**Ziel a:** Nenne alle Wörter im Text über Eisenbichler, die „Schanze“ enthalten, in der Reihenfolge ihres Auftretens.
== Dokumenttext
Überraschender war schon die Vorstellung von Eisenbichler. Der 25-Jährige ist eigentlich ein Spezialist für die großen Schanzen. Am Samstagabend wurde aber auf der kleinen 90-Meter-Schanze gesprungen. „Ausgerechnet auf der kleinen Schanze eine Medaille zu machen ist extrem befriedigend für mich“, sagte er. Dann drehte er sich mitten im Gespräch um und klatschte wieder seinen Teamkollegen ab, der gerade an ihm vorbeikam.
====
== Daten zur Übung
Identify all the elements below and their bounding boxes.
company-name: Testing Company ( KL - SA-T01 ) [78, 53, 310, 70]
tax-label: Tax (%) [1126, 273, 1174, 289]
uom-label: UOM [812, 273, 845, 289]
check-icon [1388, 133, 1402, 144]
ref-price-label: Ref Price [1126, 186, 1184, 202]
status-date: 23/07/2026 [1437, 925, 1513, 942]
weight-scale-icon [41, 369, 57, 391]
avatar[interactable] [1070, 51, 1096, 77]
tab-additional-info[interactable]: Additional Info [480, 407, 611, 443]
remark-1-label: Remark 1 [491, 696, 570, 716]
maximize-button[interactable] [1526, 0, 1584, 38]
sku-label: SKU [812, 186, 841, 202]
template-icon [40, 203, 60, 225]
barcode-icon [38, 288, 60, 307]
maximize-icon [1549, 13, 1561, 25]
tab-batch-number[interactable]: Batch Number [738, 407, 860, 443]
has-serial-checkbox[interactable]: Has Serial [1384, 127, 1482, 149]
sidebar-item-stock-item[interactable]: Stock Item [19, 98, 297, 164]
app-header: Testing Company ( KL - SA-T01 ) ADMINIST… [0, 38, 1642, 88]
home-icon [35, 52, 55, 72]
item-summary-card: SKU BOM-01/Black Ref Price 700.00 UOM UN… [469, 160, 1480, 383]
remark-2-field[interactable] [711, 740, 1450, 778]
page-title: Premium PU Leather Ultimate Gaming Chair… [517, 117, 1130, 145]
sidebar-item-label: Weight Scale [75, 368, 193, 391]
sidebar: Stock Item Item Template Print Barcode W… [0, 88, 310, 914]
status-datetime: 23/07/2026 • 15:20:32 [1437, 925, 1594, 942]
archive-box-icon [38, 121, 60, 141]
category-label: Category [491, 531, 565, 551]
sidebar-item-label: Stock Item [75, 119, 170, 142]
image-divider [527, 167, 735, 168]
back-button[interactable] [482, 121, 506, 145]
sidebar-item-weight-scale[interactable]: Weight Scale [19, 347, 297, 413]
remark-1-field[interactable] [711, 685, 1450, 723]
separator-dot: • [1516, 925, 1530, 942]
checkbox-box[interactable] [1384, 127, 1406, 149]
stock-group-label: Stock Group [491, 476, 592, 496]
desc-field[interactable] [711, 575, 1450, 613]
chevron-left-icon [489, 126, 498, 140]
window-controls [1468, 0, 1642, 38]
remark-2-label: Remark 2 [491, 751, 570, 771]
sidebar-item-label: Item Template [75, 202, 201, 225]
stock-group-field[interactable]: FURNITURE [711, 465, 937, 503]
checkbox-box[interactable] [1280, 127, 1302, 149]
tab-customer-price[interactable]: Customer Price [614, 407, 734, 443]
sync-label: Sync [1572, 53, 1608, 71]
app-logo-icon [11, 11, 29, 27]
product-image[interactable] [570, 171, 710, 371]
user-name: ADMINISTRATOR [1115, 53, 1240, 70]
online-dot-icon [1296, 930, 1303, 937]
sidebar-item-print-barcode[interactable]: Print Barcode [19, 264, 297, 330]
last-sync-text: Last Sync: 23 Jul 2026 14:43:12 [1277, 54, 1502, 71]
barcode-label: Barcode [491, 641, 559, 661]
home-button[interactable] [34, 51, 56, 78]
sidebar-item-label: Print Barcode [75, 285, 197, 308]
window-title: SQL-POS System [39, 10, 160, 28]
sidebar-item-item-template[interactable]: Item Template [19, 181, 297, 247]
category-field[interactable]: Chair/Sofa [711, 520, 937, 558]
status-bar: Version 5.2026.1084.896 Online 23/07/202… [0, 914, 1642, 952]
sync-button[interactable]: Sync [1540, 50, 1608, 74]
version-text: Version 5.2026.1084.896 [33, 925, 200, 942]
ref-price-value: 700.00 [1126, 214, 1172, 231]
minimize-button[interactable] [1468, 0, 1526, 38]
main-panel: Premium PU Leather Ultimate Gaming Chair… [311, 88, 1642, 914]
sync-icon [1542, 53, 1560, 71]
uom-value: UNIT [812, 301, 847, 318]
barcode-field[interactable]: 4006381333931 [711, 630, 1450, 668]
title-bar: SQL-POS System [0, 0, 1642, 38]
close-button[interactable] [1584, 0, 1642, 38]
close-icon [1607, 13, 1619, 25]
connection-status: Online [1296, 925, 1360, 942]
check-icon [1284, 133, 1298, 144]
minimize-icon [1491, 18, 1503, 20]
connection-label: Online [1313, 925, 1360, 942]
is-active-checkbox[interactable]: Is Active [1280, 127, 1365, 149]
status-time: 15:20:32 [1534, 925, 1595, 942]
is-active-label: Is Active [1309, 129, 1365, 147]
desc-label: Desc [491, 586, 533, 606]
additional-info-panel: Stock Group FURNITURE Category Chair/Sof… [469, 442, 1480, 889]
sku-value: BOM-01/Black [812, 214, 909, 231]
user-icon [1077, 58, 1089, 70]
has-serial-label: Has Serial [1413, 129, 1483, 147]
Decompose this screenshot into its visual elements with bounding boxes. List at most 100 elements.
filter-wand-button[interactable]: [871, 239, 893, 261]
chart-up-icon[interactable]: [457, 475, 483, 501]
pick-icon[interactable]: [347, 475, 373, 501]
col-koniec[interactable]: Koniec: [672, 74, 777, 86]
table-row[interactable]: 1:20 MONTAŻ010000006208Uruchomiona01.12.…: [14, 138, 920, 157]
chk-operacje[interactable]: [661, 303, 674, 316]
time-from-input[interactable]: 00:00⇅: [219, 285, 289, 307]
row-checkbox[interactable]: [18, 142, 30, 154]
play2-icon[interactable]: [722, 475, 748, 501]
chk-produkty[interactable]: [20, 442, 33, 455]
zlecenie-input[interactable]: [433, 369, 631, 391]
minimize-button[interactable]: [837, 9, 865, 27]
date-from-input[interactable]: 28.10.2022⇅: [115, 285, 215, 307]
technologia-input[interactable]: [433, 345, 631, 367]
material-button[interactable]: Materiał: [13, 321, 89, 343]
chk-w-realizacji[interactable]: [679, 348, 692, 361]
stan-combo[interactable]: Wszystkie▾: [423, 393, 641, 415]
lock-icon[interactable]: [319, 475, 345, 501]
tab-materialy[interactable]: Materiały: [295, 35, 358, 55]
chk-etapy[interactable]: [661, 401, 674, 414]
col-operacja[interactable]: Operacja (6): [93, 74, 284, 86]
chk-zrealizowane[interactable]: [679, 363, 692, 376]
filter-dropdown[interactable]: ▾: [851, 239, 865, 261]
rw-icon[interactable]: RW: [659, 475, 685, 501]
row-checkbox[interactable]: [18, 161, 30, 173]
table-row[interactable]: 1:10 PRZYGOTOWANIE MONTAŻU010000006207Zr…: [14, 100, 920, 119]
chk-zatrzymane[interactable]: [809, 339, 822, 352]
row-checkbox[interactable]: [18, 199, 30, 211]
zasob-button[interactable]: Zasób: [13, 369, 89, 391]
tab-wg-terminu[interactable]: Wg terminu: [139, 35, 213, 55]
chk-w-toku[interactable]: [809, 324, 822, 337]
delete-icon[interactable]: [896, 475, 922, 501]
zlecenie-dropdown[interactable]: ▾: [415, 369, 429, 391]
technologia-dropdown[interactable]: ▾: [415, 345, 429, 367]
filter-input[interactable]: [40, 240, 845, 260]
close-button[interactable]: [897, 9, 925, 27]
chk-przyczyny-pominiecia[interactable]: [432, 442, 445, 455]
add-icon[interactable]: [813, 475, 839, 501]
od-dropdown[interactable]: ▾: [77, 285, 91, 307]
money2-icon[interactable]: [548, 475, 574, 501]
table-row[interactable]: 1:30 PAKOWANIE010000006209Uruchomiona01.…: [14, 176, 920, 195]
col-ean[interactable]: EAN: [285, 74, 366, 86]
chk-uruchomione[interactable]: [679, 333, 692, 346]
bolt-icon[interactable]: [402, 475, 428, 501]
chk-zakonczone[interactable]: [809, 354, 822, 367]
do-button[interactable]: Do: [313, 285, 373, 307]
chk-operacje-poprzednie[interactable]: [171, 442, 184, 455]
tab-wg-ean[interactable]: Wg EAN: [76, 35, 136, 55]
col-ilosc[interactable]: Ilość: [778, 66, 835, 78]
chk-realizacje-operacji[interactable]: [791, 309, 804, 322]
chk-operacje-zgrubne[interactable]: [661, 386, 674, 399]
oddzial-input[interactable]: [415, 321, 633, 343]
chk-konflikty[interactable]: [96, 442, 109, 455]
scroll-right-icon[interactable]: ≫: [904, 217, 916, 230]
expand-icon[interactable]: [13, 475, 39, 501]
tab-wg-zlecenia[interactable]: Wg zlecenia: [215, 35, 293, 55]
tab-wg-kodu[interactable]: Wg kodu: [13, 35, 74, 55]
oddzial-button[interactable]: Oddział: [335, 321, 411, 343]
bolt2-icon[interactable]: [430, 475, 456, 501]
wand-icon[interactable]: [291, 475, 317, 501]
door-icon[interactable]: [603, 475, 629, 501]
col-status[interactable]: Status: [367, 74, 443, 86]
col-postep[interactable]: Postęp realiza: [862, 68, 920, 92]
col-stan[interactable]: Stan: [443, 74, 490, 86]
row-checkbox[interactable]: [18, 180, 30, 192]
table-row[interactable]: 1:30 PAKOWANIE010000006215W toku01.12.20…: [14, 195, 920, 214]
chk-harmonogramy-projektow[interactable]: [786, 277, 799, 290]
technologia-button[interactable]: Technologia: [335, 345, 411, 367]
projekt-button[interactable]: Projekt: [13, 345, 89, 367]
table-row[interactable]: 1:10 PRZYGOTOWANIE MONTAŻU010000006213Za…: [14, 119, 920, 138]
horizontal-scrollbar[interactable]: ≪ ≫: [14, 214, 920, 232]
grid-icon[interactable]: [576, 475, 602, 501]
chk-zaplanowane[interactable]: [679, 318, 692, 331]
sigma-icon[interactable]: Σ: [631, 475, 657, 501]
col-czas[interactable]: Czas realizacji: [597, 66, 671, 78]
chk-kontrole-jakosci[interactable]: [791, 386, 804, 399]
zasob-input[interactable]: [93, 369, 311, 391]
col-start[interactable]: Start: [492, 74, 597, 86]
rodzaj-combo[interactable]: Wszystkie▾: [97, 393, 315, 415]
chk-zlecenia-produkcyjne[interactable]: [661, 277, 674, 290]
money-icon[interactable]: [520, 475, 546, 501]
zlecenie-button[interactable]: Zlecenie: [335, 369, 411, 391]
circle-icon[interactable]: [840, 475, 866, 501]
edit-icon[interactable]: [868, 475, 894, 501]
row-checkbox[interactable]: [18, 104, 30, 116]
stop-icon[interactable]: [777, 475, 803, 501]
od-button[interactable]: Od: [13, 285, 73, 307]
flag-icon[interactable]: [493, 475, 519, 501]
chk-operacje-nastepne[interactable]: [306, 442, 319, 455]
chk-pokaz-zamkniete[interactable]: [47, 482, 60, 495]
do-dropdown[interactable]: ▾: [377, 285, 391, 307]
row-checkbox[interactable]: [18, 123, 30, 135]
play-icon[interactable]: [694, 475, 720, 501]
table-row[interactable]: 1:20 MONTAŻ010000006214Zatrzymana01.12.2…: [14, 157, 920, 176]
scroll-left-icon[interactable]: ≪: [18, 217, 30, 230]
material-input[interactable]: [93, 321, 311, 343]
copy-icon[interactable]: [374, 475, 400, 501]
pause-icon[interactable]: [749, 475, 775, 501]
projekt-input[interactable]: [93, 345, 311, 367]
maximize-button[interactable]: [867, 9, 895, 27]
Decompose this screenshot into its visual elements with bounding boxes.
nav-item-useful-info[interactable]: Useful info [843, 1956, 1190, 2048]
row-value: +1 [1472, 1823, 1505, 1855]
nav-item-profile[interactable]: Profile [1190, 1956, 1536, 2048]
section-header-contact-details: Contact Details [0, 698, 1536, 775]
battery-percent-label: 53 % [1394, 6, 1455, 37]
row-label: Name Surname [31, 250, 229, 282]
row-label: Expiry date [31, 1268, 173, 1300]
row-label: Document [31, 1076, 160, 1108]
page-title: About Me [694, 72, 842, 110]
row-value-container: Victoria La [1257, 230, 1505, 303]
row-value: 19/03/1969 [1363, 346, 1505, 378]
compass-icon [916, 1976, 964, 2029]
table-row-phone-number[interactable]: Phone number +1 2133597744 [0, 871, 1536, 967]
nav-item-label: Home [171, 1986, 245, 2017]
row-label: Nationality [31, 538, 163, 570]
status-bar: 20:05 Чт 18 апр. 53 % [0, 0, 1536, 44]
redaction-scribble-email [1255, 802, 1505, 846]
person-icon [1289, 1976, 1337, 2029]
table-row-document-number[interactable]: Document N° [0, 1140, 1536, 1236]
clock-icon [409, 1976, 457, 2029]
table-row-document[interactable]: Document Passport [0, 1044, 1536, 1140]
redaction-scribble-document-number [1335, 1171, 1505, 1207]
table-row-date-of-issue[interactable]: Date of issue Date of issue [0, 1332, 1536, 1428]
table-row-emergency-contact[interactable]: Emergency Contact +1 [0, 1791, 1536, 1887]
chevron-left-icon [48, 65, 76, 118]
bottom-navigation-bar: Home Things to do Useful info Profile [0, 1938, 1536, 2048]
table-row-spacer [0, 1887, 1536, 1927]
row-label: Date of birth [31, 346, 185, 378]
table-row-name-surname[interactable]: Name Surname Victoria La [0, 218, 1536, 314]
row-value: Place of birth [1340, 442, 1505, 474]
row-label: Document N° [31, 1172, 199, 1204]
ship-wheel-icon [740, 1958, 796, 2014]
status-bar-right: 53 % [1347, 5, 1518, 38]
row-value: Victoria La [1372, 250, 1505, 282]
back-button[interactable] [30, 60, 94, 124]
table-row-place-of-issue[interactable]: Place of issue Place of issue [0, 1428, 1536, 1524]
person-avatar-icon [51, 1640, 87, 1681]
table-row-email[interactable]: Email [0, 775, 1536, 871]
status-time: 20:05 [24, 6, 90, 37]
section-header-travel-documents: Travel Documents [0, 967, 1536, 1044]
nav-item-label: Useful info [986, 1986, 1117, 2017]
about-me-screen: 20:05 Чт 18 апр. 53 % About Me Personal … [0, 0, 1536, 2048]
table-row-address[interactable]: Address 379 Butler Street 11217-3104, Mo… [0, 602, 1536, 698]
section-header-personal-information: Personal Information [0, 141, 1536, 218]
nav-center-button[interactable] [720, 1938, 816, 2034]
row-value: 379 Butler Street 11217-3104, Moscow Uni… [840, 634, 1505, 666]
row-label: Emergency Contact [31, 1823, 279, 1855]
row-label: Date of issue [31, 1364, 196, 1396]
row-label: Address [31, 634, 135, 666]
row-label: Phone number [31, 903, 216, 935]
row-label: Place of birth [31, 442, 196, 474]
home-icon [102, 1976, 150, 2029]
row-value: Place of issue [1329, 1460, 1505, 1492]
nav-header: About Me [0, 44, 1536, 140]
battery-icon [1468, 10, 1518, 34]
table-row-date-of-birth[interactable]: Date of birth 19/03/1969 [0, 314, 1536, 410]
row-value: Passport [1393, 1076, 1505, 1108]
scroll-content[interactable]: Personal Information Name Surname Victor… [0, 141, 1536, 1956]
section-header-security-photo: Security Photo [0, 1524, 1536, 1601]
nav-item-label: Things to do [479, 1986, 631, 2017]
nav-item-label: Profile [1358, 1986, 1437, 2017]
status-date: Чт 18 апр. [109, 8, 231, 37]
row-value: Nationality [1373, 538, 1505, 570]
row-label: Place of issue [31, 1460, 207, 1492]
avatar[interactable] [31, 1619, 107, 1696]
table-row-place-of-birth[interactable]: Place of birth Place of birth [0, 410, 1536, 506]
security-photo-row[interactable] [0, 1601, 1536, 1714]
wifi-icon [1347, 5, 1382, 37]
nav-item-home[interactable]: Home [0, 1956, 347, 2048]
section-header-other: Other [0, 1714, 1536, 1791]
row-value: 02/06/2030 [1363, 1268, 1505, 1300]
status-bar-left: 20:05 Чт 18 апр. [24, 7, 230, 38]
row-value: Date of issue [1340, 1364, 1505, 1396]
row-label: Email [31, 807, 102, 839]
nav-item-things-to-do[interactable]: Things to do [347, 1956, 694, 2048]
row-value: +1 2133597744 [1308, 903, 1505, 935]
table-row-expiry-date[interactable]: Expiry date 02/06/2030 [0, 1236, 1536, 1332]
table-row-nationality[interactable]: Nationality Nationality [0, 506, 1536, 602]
====
**Ziel b:** Stelle bitte den Abschnitt vom Anfang der Datensätze bis einschließlich der Zeile mit „maximize-icon [1549, 13, 1561, 25]“ als nummerierte Liste dar und lass dabei Leerzeilen weg.

**Lösung a:**
- Schanzen
- 90-Meter-Schanze
- Schanze

**Lösung b:**
1. Identify all the elements below and their bounding boxes.
2. company-name: Testing Company ( KL - SA-T01 ) [78, 53, 310, 70]
3. tax-label: Tax (%) [1126, 273, 1174, 289]
4. uom-label: UOM [812, 273, 845, 289]
5. check-icon [1388, 133, 1402, 144]
6. ref-price-label: Ref Price [1126, 186, 1184, 202]
7. status-date: 23/07/2026 [1437, 925, 1513, 942]
8. weight-scale-icon [41, 369, 57, 391]
9. avatar[interactable] [1070, 51, 1096, 77]
10. tab-additional-info[interactable]: Additional Info [480, 407, 611, 443]
11. remark-1-label: Remark 1 [491, 696, 570, 716]
12. maximize-button[interactable] [1526, 0, 1584, 38]
13. sku-label: SKU [812, 186, 841, 202]
14. template-icon [40, 203, 60, 225]
15. barcode-icon [38, 288, 60, 307]
16. maximize-icon [1549, 13, 1561, 25]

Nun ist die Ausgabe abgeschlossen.